Problem statement:
Reproduce exactly the final portion of the data: every line from the one containing "Decode this image" through the last line, inclusive.

Dataset records:
⁂

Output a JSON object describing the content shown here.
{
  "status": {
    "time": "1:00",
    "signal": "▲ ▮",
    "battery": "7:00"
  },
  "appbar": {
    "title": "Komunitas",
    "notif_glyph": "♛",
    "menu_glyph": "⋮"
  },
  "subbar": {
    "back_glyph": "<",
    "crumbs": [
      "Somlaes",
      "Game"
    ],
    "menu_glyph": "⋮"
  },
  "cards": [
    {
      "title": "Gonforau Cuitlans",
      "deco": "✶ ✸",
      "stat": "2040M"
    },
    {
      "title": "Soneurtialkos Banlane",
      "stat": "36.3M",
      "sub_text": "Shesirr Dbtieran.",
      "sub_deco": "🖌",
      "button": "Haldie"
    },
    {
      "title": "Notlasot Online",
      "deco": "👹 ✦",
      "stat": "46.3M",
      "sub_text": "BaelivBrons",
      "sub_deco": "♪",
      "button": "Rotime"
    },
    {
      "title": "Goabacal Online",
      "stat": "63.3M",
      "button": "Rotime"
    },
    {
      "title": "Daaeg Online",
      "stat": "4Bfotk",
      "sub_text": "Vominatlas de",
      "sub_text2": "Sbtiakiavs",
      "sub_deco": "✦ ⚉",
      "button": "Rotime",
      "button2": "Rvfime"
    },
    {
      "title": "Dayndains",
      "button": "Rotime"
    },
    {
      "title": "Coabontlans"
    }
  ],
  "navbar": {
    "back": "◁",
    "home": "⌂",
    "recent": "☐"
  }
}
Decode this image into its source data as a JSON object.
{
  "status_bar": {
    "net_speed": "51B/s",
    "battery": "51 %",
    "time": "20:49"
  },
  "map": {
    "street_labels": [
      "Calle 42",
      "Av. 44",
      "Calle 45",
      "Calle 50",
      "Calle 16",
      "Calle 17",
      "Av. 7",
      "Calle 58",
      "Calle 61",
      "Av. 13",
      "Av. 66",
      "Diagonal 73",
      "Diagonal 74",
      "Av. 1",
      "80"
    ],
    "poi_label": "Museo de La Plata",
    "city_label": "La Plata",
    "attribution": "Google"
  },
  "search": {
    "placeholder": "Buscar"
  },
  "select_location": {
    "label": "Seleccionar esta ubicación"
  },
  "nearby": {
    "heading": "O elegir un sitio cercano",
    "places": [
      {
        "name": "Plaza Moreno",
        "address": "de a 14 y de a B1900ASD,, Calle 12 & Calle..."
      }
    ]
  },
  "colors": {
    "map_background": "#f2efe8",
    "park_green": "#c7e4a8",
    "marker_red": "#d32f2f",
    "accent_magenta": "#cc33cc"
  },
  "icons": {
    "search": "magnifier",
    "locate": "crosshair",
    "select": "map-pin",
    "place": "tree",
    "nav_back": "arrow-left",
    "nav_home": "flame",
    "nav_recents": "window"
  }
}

⁂

Result of the task:
Decode this image into its source data as a JSON object.
{
  "status_bar": {
    "net_speed": "51B/s",
    "battery": "51 %",
    "time": "20:49"
  },
  "map": {
    "street_labels": [
      "Calle 42",
      "Av. 44",
      "Calle 45",
      "Calle 50",
      "Calle 16",
      "Calle 17",
      "Av. 7",
      "Calle 58",
      "Calle 61",
      "Av. 13",
      "Av. 66",
      "Diagonal 73",
      "Diagonal 74",
      "Av. 1",
      "80"
    ],
    "poi_label": "Museo de La Plata",
    "city_label": "La Plata",
    "attribution": "Google"
  },
  "search": {
    "placeholder": "Buscar"
  },
  "select_location": {
    "label": "Seleccionar esta ubicación"
  },
  "nearby": {
    "heading": "O elegir un sitio cercano",
    "places": [
      {
        "name": "Plaza Moreno",
        "address": "de a 14 y de a B1900ASD,, Calle 12 & Calle..."
      }
    ]
  },
  "colors": {
    "map_background": "#f2efe8",
    "park_green": "#c7e4a8",
    "marker_red": "#d32f2f",
    "accent_magenta": "#cc33cc"
  },
  "icons": {
    "search": "magnifier",
    "locate": "crosshair",
    "select": "map-pin",
    "place": "tree",
    "nav_back": "arrow-left",
    "nav_home": "flame",
    "nav_recents": "window"
  }
}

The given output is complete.